▶ **Given entries**:
+ + +

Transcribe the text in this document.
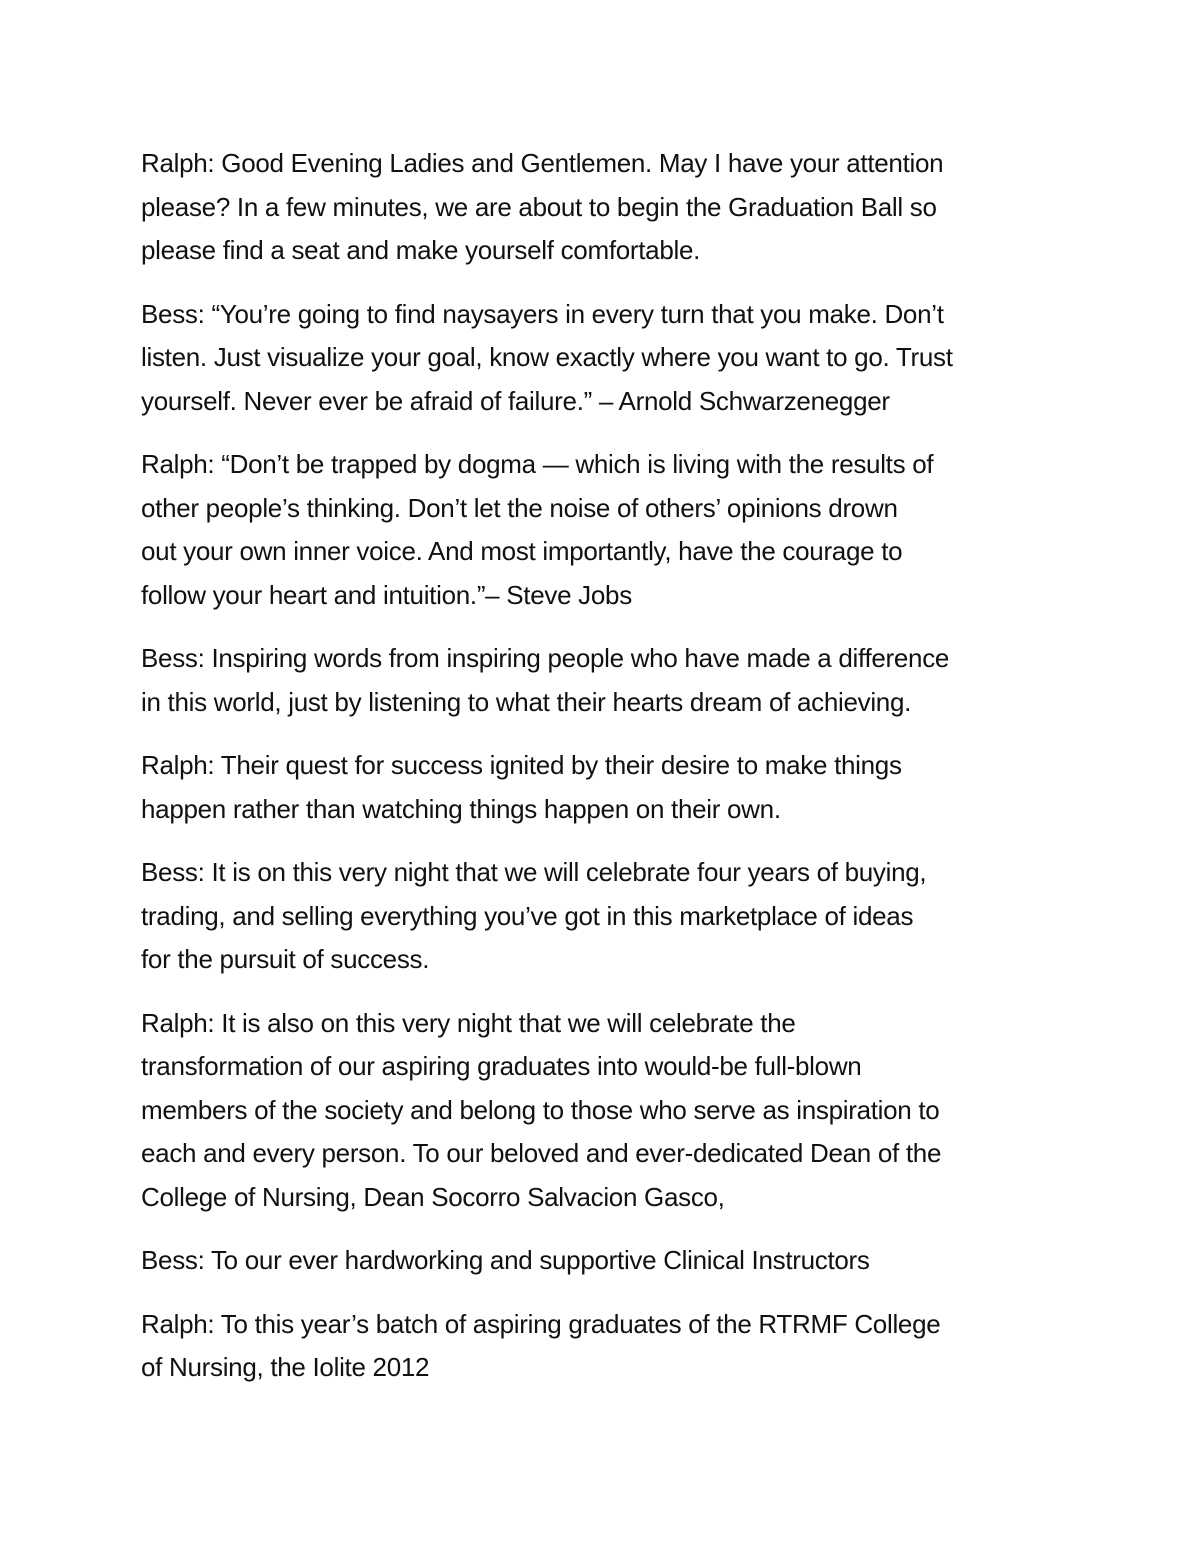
Ralph: Good Evening Ladies and Gentlemen. May I have your attention
please? In a few minutes, we are about to begin the Graduation Ball so
please find a seat and make yourself comfortable.

Bess: “You’re going to find naysayers in every turn that you make. Don’t
listen. Just visualize your goal, know exactly where you want to go. Trust
yourself. Never ever be afraid of failure.” – Arnold Schwarzenegger

Ralph: “Don’t be trapped by dogma — which is living with the results of
other people’s thinking. Don’t let the noise of others’ opinions drown
out your own inner voice. And most importantly, have the courage to
follow your heart and intuition.”– Steve Jobs

Bess: Inspiring words from inspiring people who have made a difference
in this world, just by listening to what their hearts dream of achieving.

Ralph: Their quest for success ignited by their desire to make things
happen rather than watching things happen on their own.

Bess: It is on this very night that we will celebrate four years of buying,
trading, and selling everything you’ve got in this marketplace of ideas
for the pursuit of success.

Ralph: It is also on this very night that we will celebrate the
transformation of our aspiring graduates into would-be full-blown
members of the society and belong to those who serve as inspiration to
each and every person. To our beloved and ever-dedicated Dean of the
College of Nursing, Dean Socorro Salvacion Gasco,

Bess: To our ever hardworking and supportive Clinical Instructors

Ralph: To this year’s batch of aspiring graduates of the RTRMF College
of Nursing, the Iolite 2012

+ + +

▶ **What is needed**: Without the pictures, restate all the entries above exactly.

▶ **Solution for this problem**:
Transcribe the text in this document.
Ralph: Good Evening Ladies and Gentlemen. May I have your attention
please? In a few minutes, we are about to begin the Graduation Ball so
please find a seat and make yourself comfortable.

Bess: “You’re going to find naysayers in every turn that you make. Don’t
listen. Just visualize your goal, know exactly where you want to go. Trust
yourself. Never ever be afraid of failure.” – Arnold Schwarzenegger

Ralph: “Don’t be trapped by dogma — which is living with the results of
other people’s thinking. Don’t let the noise of others’ opinions drown
out your own inner voice. And most importantly, have the courage to
follow your heart and intuition.”– Steve Jobs

Bess: Inspiring words from inspiring people who have made a difference
in this world, just by listening to what their hearts dream of achieving.

Ralph: Their quest for success ignited by their desire to make things
happen rather than watching things happen on their own.

Bess: It is on this very night that we will celebrate four years of buying,
trading, and selling everything you’ve got in this marketplace of ideas
for the pursuit of success.

Ralph: It is also on this very night that we will celebrate the
transformation of our aspiring graduates into would-be full-blown
members of the society and belong to those who serve as inspiration to
each and every person. To our beloved and ever-dedicated Dean of the
College of Nursing, Dean Socorro Salvacion Gasco,

Bess: To our ever hardworking and supportive Clinical Instructors

Ralph: To this year’s batch of aspiring graduates of the RTRMF College
of Nursing, the Iolite 2012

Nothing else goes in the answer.